=== FRAGMENTO DEL DOCUMENTO ===
>>>

Los compré por internet hace la hostia de años, cuando internet era un descampado en el que sólo destacaban el MSN Messenger, las webs de Petardas y El rellano y el chat de Terra (en el cual era muy divertido entrar haciéndose pasar por una chiquilla de catorce años para que pervertidos cuarentones sugiriesen quedar en persona y mandarles, dirección falsa mediante, al barrio más chungo de Valladolid. Pero no quiero dar detalles de eso). No habría community managers, instagramers, influencers ni mierdas por el estilo, pero ya había posers. Empezando por mí. Y es que me pillé dichos imanes sin haber visto ni una puta emisión de La bola de cristal. De hecho, mi postureo llegó a tal punto que durante unos meses mi avatar de Messenger consistió en una foto del electroduende Maese Sonoro, y llegué a plantarme en clase con una hoja que descargué de no recuerdo qué foro de colgados para, no os lo perdáis, recoger firmas que enviar a TVE exigiendo que repusieran el ochentero programa. Pero la tontería se me pasó rápido. Concretamente, lo que tardó mi compañero de pupitre en echar mano de dicha hoja y, creyendo que aquello iba de broma (razón no le faltaba, todo sea dicho), llenarla de pollas dibujadas a boli.

Aquella fue mi primera compra online, y también la primera vez que me sentí estafado, pues lo que yo pedí fueron unas chapas y cuando me acerqué a correos a recoger el paquetito descubrí que me habían dado gato por liebre. Pero claro, con lo complicado que ya era entonces hacer compras a través de una web, intentar exigir una devolución o cambio prometía ser un pifostio espectacular, por lo que pasé de siquiera intentarlo y me comí los imanes con patatas. Bueno, voy a decir que me los comí con galletas para no desentonar con lo que llevo de entrada.

Esta bola



Ahora sí que dejo a un lado las galletas definitivamente y paso a pediros que veáis este vídeo. ¿Ya? Pues ahora responded: ¿cuán flipados estábamos en los noventa?

No, mucho no. Muchísimo. Y para muestra, la roller power de los huevos. Que uno veía el anuncio, se trincaba la cocacola sin cafeína correspondiente, esperaba la llegada del cartero con ilusión (ilusión de flipado, insisto) y descubría que aquello no era más que una pelota de plástico rellena de líquido en la que flotaba otra bola, dando impresión de que se deslizaba. Y encima a mí me enviaron la más fea de todas.

De todas formas, quizá porque entonces éramos más impresionables o porque a mí me das un palo y me divierto durante semanas, no fueron pocos los ratos que pasé entretenidísimo lanzando la roller power por el pasillo y corriendo tras ella para darle alcance antes de que impactase contra rodapiés y puertas varias. Pero qué tontico he sido siempre.

Esta figura



Cierro la entrada dejando caer a los Power Rangers por segunda vez. Y es que la serie lo tenía todo para encantarme: el nivel de flipe correspondiente a la década no defraudaba, había guantás en cada episodio y el power ranger azul, que encima tenía como dinozord a un triceratops (mi dinosaurio favorito porque soy muy raro) era un empollón con el que me sentía identificado.

<<<

=== ENUNCIADO A ===
Pon en una tabla Markdown las entradas desde la primera línea hasta la que contiene "- trophy-icon: [35, 429, 75, 469]", ambas incluidas, con las columnas n y Línea. Omite las líneas en blanco.

=== ENTRADAS ===

>>>

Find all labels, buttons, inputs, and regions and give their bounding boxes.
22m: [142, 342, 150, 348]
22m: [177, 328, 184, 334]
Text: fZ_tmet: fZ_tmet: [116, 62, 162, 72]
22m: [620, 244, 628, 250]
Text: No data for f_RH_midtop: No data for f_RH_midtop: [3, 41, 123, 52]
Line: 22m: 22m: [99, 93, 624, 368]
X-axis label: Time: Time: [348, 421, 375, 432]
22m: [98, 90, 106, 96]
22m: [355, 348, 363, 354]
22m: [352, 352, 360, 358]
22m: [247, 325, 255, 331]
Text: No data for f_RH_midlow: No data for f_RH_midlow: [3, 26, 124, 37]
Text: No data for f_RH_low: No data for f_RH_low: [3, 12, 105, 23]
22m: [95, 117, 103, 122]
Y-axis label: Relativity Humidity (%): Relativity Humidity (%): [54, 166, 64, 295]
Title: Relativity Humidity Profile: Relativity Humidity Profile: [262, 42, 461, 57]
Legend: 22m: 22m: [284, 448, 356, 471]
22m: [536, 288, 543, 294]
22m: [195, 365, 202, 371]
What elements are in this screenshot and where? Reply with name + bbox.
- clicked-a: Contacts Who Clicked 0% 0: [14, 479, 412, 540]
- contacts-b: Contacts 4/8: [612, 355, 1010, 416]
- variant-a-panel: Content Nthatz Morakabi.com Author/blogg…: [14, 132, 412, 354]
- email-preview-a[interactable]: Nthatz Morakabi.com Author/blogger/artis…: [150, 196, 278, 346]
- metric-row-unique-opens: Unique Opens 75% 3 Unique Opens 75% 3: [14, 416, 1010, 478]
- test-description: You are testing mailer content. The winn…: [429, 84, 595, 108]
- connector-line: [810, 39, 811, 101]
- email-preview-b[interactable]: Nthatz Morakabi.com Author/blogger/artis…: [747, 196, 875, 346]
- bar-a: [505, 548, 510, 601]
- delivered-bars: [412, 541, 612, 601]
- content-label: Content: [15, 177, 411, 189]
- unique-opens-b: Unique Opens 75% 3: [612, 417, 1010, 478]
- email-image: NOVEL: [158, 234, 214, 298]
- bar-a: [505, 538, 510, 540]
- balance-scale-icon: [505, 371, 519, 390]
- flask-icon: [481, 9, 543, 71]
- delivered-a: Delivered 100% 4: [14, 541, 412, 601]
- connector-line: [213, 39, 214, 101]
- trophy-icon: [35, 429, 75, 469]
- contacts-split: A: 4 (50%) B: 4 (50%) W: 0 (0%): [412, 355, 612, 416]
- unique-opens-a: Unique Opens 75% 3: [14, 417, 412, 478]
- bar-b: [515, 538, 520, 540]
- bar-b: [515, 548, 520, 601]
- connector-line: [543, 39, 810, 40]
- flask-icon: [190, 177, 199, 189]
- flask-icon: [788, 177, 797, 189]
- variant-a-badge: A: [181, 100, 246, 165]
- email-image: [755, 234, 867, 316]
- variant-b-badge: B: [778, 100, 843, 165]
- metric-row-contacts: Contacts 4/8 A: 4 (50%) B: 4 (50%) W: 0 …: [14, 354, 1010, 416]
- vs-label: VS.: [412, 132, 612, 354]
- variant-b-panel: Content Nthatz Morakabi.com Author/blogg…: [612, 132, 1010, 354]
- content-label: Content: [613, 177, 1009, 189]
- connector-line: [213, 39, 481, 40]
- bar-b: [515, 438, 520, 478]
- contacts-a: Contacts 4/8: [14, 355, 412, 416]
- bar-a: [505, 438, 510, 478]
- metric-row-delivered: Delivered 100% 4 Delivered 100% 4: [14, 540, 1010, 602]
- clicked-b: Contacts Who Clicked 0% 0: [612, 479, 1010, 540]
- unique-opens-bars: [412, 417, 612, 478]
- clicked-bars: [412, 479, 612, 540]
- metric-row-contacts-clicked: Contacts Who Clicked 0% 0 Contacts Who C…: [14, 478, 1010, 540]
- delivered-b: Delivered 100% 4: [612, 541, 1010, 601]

<<<

=== ENUNCIADO B ===
Según el fragmento, ¿qué tenía como dinozord el power ranger azul?

=== SOLUCIÓN COMPLETA A ===
| n | Línea |
|---|---|
| 1 | Find all labels, buttons, inputs, and regions and give their bounding boxes. |
| 2 | 22m: [142, 342, 150, 348] |
| 3 | 22m: [177, 328, 184, 334] |
| 4 | Text: fZ_tmet: fZ_tmet: [116, 62, 162, 72] |
| 5 | 22m: [620, 244, 628, 250] |
| 6 | Text: No data for f_RH_midtop: No data for f_RH_midtop: [3, 41, 123, 52] |
| 7 | Line: 22m: 22m: [99, 93, 624, 368] |
| 8 | X-axis label: Time: Time: [348, 421, 375, 432] |
| 9 | 22m: [98, 90, 106, 96] |
| 10 | 22m: [355, 348, 363, 354] |
| 11 | 22m: [352, 352, 360, 358] |
| 12 | 22m: [247, 325, 255, 331] |
| 13 | Text: No data for f_RH_midlow: No data for f_RH_midlow: [3, 26, 124, 37] |
| 14 | Text: No data for f_RH_low: No data for f_RH_low: [3, 12, 105, 23] |
| 15 | 22m: [95, 117, 103, 122] |
| 16 | Y-axis label: Relativity Humidity (%): Relativity Humidity (%): [54, 166, 64, 295] |
| 17 | Title: Relativity Humidity Profile: Relativity Humidity Profile: [262, 42, 461, 57] |
| 18 | Legend: 22m: 22m: [284, 448, 356, 471] |
| 19 | 22m: [536, 288, 543, 294] |
| 20 | 22m: [195, 365, 202, 371] |
| 21 | What elements are in this screenshot and where? Reply with name + bbox. |
| 22 | - clicked-a: Contacts Who Clicked 0% 0: [14, 479, 412, 540] |
| 23 | - contacts-b: Contacts 4/8: [612, 355, 1010, 416] |
| 24 | - variant-a-panel: Content Nthatz Morakabi.com Author/blogg…: [14, 132, 412, 354] |
| 25 | - email-preview-a[interactable]: Nthatz Morakabi.com Author/blogger/artis…: [150, 196, 278, 346] |
| 26 | - metric-row-unique-opens: Unique Opens 75% 3 Unique Opens 75% 3: [14, 416, 1010, 478] |
| 27 | - test-description: You are testing mailer content. The winn…: [429, 84, 595, 108] |
| 28 | - connector-line: [810, 39, 811, 101] |
| 29 | - email-preview-b[interactable]: Nthatz Morakabi.com Author/blogger/artis…: [747, 196, 875, 346] |
| 30 | - bar-a: [505, 548, 510, 601] |
| 31 | - delivered-bars: [412, 541, 612, 601] |
| 32 | - content-label: Content: [15, 177, 411, 189] |
| 33 | - unique-opens-b: Unique Opens 75% 3: [612, 417, 1010, 478] |
| 34 | - email-image: NOVEL: [158, 234, 214, 298] |
| 35 | - bar-a: [505, 538, 510, 540] |
| 36 | - balance-scale-icon: [505, 371, 519, 390] |
| 37 | - flask-icon: [481, 9, 543, 71] |
| 38 | - delivered-a: Delivered 100% 4: [14, 541, 412, 601] |
| 39 | - connector-line: [213, 39, 214, 101] |
| 40 | - trophy-icon: [35, 429, 75, 469] |

=== SOLUCIÓN COMPLETA B ===
Un triceratops.